(Requirement): Return every entry exactly.

(Provided records):
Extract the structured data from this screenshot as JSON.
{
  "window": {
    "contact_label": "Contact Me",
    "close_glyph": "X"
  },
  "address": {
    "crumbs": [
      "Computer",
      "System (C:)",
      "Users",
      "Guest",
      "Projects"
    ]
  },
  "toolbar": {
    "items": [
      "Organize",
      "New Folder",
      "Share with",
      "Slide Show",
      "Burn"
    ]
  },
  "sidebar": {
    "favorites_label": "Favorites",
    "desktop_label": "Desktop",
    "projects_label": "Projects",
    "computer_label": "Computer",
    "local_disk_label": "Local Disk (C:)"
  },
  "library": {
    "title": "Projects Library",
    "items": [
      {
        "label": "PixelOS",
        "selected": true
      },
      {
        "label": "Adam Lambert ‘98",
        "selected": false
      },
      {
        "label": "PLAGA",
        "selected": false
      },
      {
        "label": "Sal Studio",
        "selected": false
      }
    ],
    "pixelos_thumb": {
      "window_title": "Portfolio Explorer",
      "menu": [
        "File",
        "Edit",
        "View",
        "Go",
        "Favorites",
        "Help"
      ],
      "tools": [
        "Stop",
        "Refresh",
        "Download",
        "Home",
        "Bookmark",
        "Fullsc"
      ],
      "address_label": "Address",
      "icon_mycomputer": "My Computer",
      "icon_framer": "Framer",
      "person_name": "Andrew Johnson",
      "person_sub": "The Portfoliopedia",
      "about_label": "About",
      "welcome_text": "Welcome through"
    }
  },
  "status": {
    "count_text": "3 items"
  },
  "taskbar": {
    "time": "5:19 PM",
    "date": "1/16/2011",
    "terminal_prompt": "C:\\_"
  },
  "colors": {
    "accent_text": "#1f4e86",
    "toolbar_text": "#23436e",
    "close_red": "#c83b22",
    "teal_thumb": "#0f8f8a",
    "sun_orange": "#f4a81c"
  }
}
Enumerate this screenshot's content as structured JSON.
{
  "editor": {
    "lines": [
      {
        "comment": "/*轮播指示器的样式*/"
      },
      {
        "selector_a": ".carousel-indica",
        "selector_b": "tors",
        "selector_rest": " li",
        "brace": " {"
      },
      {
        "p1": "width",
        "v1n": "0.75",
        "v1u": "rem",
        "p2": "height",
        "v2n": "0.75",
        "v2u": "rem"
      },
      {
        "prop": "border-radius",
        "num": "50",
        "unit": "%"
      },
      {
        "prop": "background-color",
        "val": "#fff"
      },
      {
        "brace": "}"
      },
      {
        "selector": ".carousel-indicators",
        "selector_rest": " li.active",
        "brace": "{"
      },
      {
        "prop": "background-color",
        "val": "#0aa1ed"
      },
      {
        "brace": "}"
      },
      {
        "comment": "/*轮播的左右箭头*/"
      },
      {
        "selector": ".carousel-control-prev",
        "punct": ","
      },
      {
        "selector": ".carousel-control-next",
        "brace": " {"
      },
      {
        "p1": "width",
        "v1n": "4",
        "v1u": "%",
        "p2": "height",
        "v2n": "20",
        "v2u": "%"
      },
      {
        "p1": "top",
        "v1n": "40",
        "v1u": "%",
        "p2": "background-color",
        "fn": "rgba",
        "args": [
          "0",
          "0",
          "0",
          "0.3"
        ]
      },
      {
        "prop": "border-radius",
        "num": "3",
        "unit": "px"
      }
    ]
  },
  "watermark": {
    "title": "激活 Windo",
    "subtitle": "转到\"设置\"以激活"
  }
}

(Response to the exercise):
Extract the structured data from this screenshot as JSON.
{
  "window": {
    "contact_label": "Contact Me",
    "close_glyph": "X"
  },
  "address": {
    "crumbs": [
      "Computer",
      "System (C:)",
      "Users",
      "Guest",
      "Projects"
    ]
  },
  "toolbar": {
    "items": [
      "Organize",
      "New Folder",
      "Share with",
      "Slide Show",
      "Burn"
    ]
  },
  "sidebar": {
    "favorites_label": "Favorites",
    "desktop_label": "Desktop",
    "projects_label": "Projects",
    "computer_label": "Computer",
    "local_disk_label": "Local Disk (C:)"
  },
  "library": {
    "title": "Projects Library",
    "items": [
      {
        "label": "PixelOS",
        "selected": true
      },
      {
        "label": "Adam Lambert ‘98",
        "selected": false
      },
      {
        "label": "PLAGA",
        "selected": false
      },
      {
        "label": "Sal Studio",
        "selected": false
      }
    ],
    "pixelos_thumb": {
      "window_title": "Portfolio Explorer",
      "menu": [
        "File",
        "Edit",
        "View",
        "Go",
        "Favorites",
        "Help"
      ],
      "tools": [
        "Stop",
        "Refresh",
        "Download",
        "Home",
        "Bookmark",
        "Fullsc"
      ],
      "address_label": "Address",
      "icon_mycomputer": "My Computer",
      "icon_framer": "Framer",
      "person_name": "Andrew Johnson",
      "person_sub": "The Portfoliopedia",
      "about_label": "About",
      "welcome_text": "Welcome through"
    }
  },
  "status": {
    "count_text": "3 items"
  },
  "taskbar": {
    "time": "5:19 PM",
    "date": "1/16/2011",
    "terminal_prompt": "C:\\_"
  },
  "colors": {
    "accent_text": "#1f4e86",
    "toolbar_text": "#23436e",
    "close_red": "#c83b22",
    "teal_thumb": "#0f8f8a",
    "sun_orange": "#f4a81c"
  }
}
Enumerate this screenshot's content as structured JSON.
{
  "editor": {
    "lines": [
      {
        "comment": "/*轮播指示器的样式*/"
      },
      {
        "selector_a": ".carousel-indica",
        "selector_b": "tors",
        "selector_rest": " li",
        "brace": " {"
      },
      {
        "p1": "width",
        "v1n": "0.75",
        "v1u": "rem",
        "p2": "height",
        "v2n": "0.75",
        "v2u": "rem"
      },
      {
        "prop": "border-radius",
        "num": "50",
        "unit": "%"
      },
      {
        "prop": "background-color",
        "val": "#fff"
      },
      {
        "brace": "}"
      },
      {
        "selector": ".carousel-indicators",
        "selector_rest": " li.active",
        "brace": "{"
      },
      {
        "prop": "background-color",
        "val": "#0aa1ed"
      },
      {
        "brace": "}"
      },
      {
        "comment": "/*轮播的左右箭头*/"
      },
      {
        "selector": ".carousel-control-prev",
        "punct": ","
      },
      {
        "selector": ".carousel-control-next",
        "brace": " {"
      },
      {
        "p1": "width",
        "v1n": "4",
        "v1u": "%",
        "p2": "height",
        "v2n": "20",
        "v2u": "%"
      },
      {
        "p1": "top",
        "v1n": "40",
        "v1u": "%",
        "p2": "background-color",
        "fn": "rgba",
        "args": [
          "0",
          "0",
          "0",
          "0.3"
        ]
      },
      {
        "prop": "border-radius",
        "num": "3",
        "unit": "px"
      }
    ]
  },
  "watermark": {
    "title": "激活 Windo",
    "subtitle": "转到\"设置\"以激活"
  }
}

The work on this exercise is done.